AIM:
Make an exact copy of the lines below.

EXTRACTED DATA:
** Start **

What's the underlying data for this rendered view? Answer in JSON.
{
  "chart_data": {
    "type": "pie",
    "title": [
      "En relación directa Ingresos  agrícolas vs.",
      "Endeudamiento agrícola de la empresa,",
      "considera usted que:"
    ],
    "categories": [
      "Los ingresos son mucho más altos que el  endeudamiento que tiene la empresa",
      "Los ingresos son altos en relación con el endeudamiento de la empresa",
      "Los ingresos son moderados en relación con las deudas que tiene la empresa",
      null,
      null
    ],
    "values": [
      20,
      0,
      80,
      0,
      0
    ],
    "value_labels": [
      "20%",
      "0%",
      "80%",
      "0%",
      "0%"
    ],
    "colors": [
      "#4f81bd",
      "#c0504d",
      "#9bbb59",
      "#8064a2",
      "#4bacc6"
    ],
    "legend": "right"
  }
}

** End **

TASK RESPONSE:
What's the underlying data for this rendered view? Answer in JSON.
{
  "chart_data": {
    "type": "pie",
    "title": [
      "En relación directa Ingresos  agrícolas vs.",
      "Endeudamiento agrícola de la empresa,",
      "considera usted que:"
    ],
    "categories": [
      "Los ingresos son mucho más altos que el  endeudamiento que tiene la empresa",
      "Los ingresos son altos en relación con el endeudamiento de la empresa",
      "Los ingresos son moderados en relación con las deudas que tiene la empresa",
      null,
      null
    ],
    "values": [
      20,
      0,
      80,
      0,
      0
    ],
    "value_labels": [
      "20%",
      "0%",
      "80%",
      "0%",
      "0%"
    ],
    "colors": [
      "#4f81bd",
      "#c0504d",
      "#9bbb59",
      "#8064a2",
      "#4bacc6"
    ],
    "legend": "right"
  }
}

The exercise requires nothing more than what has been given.